What you are asked to do: Copy the data below exactly.

Task inputs:
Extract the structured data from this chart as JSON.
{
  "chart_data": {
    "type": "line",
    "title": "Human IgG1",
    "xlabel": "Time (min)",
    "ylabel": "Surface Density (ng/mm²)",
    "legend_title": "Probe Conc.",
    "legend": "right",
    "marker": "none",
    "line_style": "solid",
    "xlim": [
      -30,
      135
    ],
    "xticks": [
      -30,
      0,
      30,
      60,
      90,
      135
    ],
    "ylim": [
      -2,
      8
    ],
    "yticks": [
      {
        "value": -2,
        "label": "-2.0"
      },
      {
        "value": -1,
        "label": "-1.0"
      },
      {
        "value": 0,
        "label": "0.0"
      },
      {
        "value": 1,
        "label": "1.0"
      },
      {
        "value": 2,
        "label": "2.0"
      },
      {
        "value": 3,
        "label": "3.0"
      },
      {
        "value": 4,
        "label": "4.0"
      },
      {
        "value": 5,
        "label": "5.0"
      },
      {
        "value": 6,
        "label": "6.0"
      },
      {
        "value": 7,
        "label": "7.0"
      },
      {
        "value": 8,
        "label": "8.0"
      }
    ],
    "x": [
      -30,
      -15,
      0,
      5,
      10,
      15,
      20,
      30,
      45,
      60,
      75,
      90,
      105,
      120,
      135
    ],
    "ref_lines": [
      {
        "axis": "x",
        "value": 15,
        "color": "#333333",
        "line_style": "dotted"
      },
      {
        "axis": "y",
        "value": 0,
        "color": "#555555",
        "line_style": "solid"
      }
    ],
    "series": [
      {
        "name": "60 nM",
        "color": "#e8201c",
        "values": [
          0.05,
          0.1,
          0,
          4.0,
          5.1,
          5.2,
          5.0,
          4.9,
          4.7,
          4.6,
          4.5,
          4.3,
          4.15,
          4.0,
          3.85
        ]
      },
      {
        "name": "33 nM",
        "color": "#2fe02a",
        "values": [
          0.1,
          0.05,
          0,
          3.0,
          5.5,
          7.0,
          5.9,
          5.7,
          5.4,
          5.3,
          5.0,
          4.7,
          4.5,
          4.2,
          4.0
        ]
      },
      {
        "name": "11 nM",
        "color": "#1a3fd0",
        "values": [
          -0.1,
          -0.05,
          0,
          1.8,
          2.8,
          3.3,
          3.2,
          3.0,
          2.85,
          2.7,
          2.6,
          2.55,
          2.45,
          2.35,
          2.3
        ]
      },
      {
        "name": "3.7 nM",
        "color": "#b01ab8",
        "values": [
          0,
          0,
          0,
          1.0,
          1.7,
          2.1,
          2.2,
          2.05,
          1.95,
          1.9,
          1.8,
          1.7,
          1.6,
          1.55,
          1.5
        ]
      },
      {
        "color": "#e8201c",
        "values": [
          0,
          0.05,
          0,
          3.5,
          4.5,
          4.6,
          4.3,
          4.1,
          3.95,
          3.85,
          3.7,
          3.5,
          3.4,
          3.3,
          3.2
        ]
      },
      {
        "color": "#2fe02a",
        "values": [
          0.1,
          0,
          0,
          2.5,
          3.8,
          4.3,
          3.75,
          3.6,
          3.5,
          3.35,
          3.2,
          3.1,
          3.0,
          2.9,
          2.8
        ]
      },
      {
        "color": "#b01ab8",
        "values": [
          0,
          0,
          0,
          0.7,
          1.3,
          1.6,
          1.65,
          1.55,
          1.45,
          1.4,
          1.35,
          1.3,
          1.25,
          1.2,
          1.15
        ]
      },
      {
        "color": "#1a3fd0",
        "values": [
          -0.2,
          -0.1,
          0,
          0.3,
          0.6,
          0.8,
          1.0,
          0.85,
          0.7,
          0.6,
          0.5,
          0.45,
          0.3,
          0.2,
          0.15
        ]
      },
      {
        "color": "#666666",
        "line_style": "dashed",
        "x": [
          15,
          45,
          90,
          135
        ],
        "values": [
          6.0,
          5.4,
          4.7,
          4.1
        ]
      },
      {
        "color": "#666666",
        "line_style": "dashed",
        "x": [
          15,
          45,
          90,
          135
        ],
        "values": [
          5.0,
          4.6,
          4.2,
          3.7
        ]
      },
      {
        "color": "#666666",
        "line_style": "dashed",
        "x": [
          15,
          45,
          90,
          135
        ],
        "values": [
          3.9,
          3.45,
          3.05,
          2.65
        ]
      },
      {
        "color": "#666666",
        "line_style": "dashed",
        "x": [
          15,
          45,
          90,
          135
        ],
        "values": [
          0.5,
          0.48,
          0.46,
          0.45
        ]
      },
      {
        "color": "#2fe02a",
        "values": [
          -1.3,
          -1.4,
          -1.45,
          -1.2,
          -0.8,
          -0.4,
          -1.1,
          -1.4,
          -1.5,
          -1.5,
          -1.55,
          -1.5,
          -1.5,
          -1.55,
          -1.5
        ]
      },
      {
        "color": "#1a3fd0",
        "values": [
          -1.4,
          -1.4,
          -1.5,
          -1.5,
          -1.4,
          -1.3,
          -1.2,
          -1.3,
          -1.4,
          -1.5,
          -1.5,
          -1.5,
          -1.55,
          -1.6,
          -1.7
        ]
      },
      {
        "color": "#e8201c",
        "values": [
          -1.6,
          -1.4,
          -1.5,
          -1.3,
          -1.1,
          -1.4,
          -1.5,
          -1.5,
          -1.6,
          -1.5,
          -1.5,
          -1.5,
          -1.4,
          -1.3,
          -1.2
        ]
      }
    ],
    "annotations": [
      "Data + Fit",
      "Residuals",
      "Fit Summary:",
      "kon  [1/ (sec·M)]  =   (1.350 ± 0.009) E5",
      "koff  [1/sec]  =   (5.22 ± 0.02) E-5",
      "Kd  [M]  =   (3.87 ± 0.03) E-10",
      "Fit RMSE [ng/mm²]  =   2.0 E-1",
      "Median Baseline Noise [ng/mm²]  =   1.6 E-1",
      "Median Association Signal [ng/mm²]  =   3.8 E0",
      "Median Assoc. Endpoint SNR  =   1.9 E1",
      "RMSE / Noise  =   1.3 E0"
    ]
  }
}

Answer below:
Extract the structured data from this chart as JSON.
{
  "chart_data": {
    "type": "line",
    "title": "Human IgG1",
    "xlabel": "Time (min)",
    "ylabel": "Surface Density (ng/mm²)",
    "legend_title": "Probe Conc.",
    "legend": "right",
    "marker": "none",
    "line_style": "solid",
    "xlim": [
      -30,
      135
    ],
    "xticks": [
      -30,
      0,
      30,
      60,
      90,
      135
    ],
    "ylim": [
      -2,
      8
    ],
    "yticks": [
      {
        "value": -2,
        "label": "-2.0"
      },
      {
        "value": -1,
        "label": "-1.0"
      },
      {
        "value": 0,
        "label": "0.0"
      },
      {
        "value": 1,
        "label": "1.0"
      },
      {
        "value": 2,
        "label": "2.0"
      },
      {
        "value": 3,
        "label": "3.0"
      },
      {
        "value": 4,
        "label": "4.0"
      },
      {
        "value": 5,
        "label": "5.0"
      },
      {
        "value": 6,
        "label": "6.0"
      },
      {
        "value": 7,
        "label": "7.0"
      },
      {
        "value": 8,
        "label": "8.0"
      }
    ],
    "x": [
      -30,
      -15,
      0,
      5,
      10,
      15,
      20,
      30,
      45,
      60,
      75,
      90,
      105,
      120,
      135
    ],
    "ref_lines": [
      {
        "axis": "x",
        "value": 15,
        "color": "#333333",
        "line_style": "dotted"
      },
      {
        "axis": "y",
        "value": 0,
        "color": "#555555",
        "line_style": "solid"
      }
    ],
    "series": [
      {
        "name": "60 nM",
        "color": "#e8201c",
        "values": [
          0.05,
          0.1,
          0,
          4.0,
          5.1,
          5.2,
          5.0,
          4.9,
          4.7,
          4.6,
          4.5,
          4.3,
          4.15,
          4.0,
          3.85
        ]
      },
      {
        "name": "33 nM",
        "color": "#2fe02a",
        "values": [
          0.1,
          0.05,
          0,
          3.0,
          5.5,
          7.0,
          5.9,
          5.7,
          5.4,
          5.3,
          5.0,
          4.7,
          4.5,
          4.2,
          4.0
        ]
      },
      {
        "name": "11 nM",
        "color": "#1a3fd0",
        "values": [
          -0.1,
          -0.05,
          0,
          1.8,
          2.8,
          3.3,
          3.2,
          3.0,
          2.85,
          2.7,
          2.6,
          2.55,
          2.45,
          2.35,
          2.3
        ]
      },
      {
        "name": "3.7 nM",
        "color": "#b01ab8",
        "values": [
          0,
          0,
          0,
          1.0,
          1.7,
          2.1,
          2.2,
          2.05,
          1.95,
          1.9,
          1.8,
          1.7,
          1.6,
          1.55,
          1.5
        ]
      },
      {
        "color": "#e8201c",
        "values": [
          0,
          0.05,
          0,
          3.5,
          4.5,
          4.6,
          4.3,
          4.1,
          3.95,
          3.85,
          3.7,
          3.5,
          3.4,
          3.3,
          3.2
        ]
      },
      {
        "color": "#2fe02a",
        "values": [
          0.1,
          0,
          0,
          2.5,
          3.8,
          4.3,
          3.75,
          3.6,
          3.5,
          3.35,
          3.2,
          3.1,
          3.0,
          2.9,
          2.8
        ]
      },
      {
        "color": "#b01ab8",
        "values": [
          0,
          0,
          0,
          0.7,
          1.3,
          1.6,
          1.65,
          1.55,
          1.45,
          1.4,
          1.35,
          1.3,
          1.25,
          1.2,
          1.15
        ]
      },
      {
        "color": "#1a3fd0",
        "values": [
          -0.2,
          -0.1,
          0,
          0.3,
          0.6,
          0.8,
          1.0,
          0.85,
          0.7,
          0.6,
          0.5,
          0.45,
          0.3,
          0.2,
          0.15
        ]
      },
      {
        "color": "#666666",
        "line_style": "dashed",
        "x": [
          15,
          45,
          90,
          135
        ],
        "values": [
          6.0,
          5.4,
          4.7,
          4.1
        ]
      },
      {
        "color": "#666666",
        "line_style": "dashed",
        "x": [
          15,
          45,
          90,
          135
        ],
        "values": [
          5.0,
          4.6,
          4.2,
          3.7
        ]
      },
      {
        "color": "#666666",
        "line_style": "dashed",
        "x": [
          15,
          45,
          90,
          135
        ],
        "values": [
          3.9,
          3.45,
          3.05,
          2.65
        ]
      },
      {
        "color": "#666666",
        "line_style": "dashed",
        "x": [
          15,
          45,
          90,
          135
        ],
        "values": [
          0.5,
          0.48,
          0.46,
          0.45
        ]
      },
      {
        "color": "#2fe02a",
        "values": [
          -1.3,
          -1.4,
          -1.45,
          -1.2,
          -0.8,
          -0.4,
          -1.1,
          -1.4,
          -1.5,
          -1.5,
          -1.55,
          -1.5,
          -1.5,
          -1.55,
          -1.5
        ]
      },
      {
        "color": "#1a3fd0",
        "values": [
          -1.4,
          -1.4,
          -1.5,
          -1.5,
          -1.4,
          -1.3,
          -1.2,
          -1.3,
          -1.4,
          -1.5,
          -1.5,
          -1.5,
          -1.55,
          -1.6,
          -1.7
        ]
      },
      {
        "color": "#e8201c",
        "values": [
          -1.6,
          -1.4,
          -1.5,
          -1.3,
          -1.1,
          -1.4,
          -1.5,
          -1.5,
          -1.6,
          -1.5,
          -1.5,
          -1.5,
          -1.4,
          -1.3,
          -1.2
        ]
      }
    ],
    "annotations": [
      "Data + Fit",
      "Residuals",
      "Fit Summary:",
      "kon  [1/ (sec·M)]  =   (1.350 ± 0.009) E5",
      "koff  [1/sec]  =   (5.22 ± 0.02) E-5",
      "Kd  [M]  =   (3.87 ± 0.03) E-10",
      "Fit RMSE [ng/mm²]  =   2.0 E-1",
      "Median Baseline Noise [ng/mm²]  =   1.6 E-1",
      "Median Association Signal [ng/mm²]  =   3.8 E0",
      "Median Assoc. Endpoint SNR  =   1.9 E1",
      "RMSE / Noise  =   1.3 E0"
    ]
  }
}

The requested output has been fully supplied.